### To be done:
Reproduce each line that includes the word "donors".

**** Exercise input

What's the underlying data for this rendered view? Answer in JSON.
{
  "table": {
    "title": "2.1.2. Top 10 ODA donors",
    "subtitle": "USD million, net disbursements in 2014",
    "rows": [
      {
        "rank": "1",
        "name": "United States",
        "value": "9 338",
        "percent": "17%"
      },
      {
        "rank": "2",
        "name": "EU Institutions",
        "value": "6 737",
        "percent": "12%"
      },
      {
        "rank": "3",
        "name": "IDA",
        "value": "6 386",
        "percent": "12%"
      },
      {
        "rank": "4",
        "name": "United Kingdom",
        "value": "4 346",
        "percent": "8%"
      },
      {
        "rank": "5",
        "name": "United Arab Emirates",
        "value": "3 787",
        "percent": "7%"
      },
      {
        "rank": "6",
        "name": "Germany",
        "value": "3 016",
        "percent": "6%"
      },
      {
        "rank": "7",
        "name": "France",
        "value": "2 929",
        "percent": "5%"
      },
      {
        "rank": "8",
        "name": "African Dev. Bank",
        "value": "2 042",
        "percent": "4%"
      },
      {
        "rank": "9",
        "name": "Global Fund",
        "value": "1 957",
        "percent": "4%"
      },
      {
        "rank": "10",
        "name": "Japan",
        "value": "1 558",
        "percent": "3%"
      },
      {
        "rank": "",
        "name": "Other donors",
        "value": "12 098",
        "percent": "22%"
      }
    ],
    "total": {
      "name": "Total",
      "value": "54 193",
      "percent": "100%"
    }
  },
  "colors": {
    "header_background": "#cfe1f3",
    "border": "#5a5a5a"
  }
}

********

### Response to this task:
    "title": "2.1.2. Top 10 ODA donors",
        "name": "Other donors",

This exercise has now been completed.